TASK TO CARRY OUT — Below are some records. Copy every line in them that holds "this".

EXCERPTED DATA —

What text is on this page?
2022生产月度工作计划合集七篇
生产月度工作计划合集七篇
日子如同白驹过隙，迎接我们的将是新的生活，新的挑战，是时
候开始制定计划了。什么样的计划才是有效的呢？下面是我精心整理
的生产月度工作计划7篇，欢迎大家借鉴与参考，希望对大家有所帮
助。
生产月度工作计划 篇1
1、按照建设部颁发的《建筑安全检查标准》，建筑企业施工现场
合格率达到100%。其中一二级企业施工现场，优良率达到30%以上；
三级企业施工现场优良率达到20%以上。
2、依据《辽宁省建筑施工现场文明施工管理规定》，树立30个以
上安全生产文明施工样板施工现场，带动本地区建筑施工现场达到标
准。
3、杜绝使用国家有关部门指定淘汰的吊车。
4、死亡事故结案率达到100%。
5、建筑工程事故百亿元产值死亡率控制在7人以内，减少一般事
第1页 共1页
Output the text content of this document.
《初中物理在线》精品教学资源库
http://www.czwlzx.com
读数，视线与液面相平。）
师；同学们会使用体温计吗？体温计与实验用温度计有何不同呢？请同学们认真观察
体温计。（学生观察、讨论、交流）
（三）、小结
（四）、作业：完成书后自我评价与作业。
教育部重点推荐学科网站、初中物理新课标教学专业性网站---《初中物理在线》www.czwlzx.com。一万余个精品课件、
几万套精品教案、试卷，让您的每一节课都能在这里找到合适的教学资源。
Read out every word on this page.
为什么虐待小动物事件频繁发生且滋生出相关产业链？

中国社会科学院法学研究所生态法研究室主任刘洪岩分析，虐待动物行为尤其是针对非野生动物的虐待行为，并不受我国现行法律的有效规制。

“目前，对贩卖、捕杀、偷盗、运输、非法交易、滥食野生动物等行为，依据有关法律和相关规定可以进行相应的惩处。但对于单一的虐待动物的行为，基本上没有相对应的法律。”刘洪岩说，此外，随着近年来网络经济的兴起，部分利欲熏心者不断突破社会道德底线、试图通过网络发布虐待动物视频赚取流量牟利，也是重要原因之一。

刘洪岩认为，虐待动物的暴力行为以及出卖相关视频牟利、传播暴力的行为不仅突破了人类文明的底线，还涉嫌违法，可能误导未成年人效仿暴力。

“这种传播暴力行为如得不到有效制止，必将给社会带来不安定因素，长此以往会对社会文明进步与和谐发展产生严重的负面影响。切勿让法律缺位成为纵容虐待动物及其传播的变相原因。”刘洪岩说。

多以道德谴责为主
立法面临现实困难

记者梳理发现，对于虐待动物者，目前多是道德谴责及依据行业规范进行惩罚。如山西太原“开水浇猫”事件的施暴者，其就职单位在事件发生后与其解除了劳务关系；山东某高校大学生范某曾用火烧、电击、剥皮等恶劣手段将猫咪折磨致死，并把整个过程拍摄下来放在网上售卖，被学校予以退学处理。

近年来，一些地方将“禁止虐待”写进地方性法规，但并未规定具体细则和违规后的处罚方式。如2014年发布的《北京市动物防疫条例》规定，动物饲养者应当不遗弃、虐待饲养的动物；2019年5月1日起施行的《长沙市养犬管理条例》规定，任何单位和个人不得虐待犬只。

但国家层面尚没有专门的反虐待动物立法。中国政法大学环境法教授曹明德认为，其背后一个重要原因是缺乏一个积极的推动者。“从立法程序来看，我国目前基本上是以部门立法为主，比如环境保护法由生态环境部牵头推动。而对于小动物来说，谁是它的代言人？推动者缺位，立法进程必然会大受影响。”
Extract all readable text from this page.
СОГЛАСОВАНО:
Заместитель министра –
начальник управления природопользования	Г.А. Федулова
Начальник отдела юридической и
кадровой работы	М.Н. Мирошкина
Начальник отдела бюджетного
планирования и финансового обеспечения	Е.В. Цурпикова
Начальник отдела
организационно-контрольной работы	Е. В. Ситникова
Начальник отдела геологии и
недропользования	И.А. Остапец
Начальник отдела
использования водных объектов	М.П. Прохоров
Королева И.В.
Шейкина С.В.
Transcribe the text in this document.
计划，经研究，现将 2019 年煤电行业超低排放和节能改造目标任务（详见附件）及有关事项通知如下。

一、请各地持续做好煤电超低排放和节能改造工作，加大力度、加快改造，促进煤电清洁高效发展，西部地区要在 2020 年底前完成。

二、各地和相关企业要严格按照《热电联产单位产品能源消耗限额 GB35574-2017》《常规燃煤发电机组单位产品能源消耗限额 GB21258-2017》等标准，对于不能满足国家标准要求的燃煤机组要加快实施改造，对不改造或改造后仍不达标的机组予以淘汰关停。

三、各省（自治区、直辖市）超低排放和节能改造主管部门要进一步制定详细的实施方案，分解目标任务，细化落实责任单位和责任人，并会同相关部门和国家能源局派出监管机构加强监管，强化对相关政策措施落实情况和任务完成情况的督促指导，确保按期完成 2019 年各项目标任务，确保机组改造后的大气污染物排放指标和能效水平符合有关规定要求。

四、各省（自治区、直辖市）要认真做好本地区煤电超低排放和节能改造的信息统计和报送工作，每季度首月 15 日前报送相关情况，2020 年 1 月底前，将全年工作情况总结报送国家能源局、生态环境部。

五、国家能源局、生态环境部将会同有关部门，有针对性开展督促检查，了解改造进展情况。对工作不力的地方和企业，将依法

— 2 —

THE ANSWER —
What text is on this page?
Output the text content of this document.
Read out every word on this page.
Extract all readable text from this page.
Transcribe the text in this document.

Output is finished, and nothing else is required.